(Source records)
-- Opening Marker --
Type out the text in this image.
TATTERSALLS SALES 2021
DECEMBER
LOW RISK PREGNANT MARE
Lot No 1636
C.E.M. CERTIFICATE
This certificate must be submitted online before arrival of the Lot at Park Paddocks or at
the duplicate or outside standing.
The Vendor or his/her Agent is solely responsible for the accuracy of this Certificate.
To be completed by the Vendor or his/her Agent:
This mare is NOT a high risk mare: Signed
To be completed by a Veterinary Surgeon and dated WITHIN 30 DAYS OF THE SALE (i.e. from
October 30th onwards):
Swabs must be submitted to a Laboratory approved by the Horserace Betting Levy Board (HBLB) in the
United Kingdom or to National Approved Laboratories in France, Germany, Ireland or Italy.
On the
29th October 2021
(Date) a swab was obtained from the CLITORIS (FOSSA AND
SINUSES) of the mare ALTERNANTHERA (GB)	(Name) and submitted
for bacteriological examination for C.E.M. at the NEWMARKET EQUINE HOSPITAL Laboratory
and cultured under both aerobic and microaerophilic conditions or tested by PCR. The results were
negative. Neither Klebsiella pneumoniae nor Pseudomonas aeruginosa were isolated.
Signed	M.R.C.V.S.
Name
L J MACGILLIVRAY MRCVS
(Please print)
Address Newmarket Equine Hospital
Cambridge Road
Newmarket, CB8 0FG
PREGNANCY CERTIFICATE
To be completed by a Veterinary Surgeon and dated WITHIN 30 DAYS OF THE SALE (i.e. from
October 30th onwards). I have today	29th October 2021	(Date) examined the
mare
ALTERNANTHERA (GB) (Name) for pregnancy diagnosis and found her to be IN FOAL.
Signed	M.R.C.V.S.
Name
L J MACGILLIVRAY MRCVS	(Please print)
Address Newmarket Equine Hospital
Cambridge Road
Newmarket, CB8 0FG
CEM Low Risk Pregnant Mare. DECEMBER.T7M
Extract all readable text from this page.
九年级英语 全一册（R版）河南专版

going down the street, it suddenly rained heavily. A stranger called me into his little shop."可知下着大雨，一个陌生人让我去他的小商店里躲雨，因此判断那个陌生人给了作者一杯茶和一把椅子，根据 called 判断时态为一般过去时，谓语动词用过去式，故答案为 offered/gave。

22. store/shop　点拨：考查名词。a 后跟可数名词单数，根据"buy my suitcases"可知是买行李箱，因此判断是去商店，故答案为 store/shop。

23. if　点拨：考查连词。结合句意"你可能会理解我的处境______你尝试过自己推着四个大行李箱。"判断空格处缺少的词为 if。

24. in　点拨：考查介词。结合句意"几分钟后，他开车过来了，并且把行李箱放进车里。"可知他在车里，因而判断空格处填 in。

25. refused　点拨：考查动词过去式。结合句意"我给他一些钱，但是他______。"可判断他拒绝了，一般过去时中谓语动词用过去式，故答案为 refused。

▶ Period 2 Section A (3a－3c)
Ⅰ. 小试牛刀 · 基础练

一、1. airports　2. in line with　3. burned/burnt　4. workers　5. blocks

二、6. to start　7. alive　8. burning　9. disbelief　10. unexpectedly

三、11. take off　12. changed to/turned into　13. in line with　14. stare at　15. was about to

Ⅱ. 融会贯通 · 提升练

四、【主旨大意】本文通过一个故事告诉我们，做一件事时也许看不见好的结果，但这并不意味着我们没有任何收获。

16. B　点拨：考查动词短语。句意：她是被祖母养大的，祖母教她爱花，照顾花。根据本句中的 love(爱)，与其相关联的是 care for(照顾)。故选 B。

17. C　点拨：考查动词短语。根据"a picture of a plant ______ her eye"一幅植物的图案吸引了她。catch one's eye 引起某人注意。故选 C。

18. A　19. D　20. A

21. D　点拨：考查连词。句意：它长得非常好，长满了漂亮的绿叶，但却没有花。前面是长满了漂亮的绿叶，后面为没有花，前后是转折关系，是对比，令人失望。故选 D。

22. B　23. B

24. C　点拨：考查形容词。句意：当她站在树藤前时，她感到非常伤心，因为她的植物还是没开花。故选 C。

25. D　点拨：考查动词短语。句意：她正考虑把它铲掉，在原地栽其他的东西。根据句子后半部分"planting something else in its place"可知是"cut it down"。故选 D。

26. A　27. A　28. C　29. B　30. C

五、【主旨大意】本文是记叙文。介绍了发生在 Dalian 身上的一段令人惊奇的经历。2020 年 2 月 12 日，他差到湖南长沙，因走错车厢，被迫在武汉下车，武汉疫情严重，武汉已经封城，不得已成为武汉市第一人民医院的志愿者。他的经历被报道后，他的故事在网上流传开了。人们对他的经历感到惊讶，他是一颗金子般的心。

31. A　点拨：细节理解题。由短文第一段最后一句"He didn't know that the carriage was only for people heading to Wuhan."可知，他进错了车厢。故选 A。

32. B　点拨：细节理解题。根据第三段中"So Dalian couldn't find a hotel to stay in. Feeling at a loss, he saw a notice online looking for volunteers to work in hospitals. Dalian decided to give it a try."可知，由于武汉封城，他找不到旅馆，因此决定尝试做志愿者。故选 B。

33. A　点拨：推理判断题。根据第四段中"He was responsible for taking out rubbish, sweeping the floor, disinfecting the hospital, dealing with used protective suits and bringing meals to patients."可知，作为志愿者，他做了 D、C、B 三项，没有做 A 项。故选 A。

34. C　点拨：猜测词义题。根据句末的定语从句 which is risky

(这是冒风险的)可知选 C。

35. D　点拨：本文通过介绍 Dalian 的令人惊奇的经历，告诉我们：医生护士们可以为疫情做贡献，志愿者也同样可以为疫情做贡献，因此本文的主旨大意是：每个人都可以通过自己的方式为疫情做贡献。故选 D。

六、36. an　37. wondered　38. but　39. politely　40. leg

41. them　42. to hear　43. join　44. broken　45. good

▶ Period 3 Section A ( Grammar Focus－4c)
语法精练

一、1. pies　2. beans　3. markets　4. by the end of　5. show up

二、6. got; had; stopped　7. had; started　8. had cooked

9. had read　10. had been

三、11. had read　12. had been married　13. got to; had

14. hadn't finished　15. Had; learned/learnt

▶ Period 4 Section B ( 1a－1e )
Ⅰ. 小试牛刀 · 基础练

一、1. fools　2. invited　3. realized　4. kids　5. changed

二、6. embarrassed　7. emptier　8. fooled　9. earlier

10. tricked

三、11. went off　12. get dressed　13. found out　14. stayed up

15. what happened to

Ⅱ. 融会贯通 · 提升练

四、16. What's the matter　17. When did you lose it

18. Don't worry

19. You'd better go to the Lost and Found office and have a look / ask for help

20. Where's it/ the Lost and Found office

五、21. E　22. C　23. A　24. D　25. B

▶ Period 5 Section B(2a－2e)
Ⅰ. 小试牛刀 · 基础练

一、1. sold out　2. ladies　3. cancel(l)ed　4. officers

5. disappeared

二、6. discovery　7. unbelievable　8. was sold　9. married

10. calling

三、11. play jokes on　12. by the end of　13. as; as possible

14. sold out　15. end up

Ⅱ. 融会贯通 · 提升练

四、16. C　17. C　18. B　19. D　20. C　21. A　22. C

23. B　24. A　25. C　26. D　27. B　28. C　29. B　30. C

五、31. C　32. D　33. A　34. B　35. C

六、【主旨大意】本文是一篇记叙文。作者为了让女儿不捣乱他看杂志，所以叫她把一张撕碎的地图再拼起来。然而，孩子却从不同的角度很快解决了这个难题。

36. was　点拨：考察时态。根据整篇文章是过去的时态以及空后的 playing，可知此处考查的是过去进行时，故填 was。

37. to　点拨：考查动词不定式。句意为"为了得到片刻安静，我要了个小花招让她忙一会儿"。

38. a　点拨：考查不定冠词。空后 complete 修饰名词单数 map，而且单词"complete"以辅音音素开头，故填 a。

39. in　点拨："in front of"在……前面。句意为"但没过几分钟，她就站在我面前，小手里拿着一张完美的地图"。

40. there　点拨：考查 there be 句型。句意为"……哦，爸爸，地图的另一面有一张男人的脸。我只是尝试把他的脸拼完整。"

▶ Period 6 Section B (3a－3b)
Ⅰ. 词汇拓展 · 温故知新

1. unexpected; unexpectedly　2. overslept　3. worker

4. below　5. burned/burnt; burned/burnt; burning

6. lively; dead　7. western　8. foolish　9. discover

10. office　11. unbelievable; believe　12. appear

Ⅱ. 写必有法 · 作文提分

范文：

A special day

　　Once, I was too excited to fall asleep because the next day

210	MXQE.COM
-- Closing Marker --
Reproduce every line above containing "burned".

一、1. airports　2. in line with　3. burned/burnt　4. workers　5. blocks
4. below　5. burned/burnt; burned/burnt; burning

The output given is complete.